**Set exercise:** Find the lines containing "الصحابة" and say how many there are, with no other words.

---------- Records provided ----------

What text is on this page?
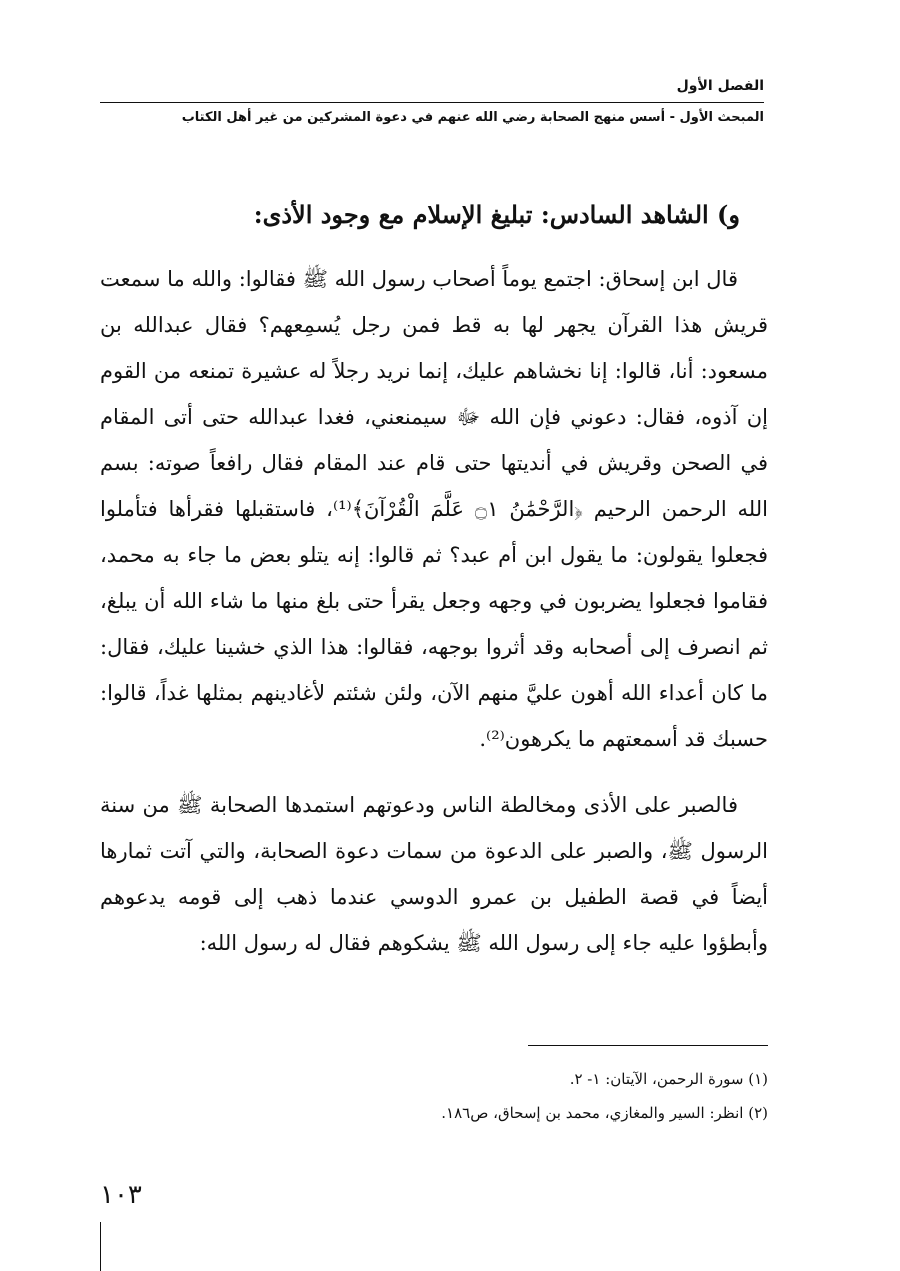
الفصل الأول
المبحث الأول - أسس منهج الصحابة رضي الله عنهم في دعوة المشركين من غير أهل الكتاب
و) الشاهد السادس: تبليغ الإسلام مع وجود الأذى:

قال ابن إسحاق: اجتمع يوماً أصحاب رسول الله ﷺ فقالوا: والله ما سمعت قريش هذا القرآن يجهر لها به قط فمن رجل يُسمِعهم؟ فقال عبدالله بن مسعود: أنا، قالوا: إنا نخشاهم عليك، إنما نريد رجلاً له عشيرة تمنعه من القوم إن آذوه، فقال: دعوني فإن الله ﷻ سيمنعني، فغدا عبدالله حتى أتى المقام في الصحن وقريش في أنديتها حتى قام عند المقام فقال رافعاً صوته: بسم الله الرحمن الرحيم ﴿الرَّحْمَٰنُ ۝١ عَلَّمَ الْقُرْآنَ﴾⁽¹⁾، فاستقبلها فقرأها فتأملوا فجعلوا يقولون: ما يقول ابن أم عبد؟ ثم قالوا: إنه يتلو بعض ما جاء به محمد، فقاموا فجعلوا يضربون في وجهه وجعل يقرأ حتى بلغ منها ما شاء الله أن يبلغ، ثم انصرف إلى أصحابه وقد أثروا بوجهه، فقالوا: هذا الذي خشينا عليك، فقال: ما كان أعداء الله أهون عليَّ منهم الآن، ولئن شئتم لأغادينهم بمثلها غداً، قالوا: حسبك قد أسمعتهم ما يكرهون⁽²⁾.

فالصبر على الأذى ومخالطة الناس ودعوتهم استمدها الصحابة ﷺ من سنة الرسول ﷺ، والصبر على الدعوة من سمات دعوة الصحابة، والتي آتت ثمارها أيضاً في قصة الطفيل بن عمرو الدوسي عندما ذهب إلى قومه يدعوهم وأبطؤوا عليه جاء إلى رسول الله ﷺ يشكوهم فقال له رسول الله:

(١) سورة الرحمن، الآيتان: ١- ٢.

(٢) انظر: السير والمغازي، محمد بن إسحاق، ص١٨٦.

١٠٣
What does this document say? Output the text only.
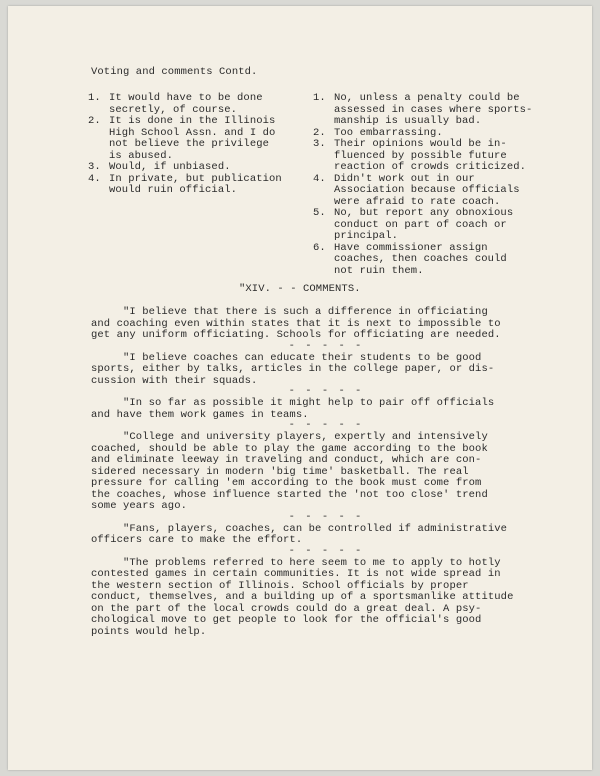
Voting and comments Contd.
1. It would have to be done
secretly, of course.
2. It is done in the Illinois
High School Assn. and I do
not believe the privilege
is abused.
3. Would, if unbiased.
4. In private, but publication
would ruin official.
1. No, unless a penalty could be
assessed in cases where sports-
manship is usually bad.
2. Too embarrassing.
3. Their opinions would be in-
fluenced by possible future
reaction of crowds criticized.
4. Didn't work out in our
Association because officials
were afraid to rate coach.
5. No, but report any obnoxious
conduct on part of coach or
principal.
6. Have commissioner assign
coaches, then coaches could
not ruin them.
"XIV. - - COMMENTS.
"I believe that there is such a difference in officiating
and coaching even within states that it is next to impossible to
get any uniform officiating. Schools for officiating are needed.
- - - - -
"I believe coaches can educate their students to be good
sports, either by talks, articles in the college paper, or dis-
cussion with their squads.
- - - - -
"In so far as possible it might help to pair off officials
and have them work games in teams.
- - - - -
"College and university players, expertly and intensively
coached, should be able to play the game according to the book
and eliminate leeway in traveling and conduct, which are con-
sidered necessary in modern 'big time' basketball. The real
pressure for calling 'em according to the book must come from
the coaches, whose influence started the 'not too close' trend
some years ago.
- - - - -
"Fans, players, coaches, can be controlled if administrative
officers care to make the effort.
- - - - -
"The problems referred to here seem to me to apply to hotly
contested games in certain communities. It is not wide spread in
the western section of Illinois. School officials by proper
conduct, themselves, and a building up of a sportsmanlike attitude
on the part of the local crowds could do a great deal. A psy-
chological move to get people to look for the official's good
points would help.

----------

**Full answer:** 2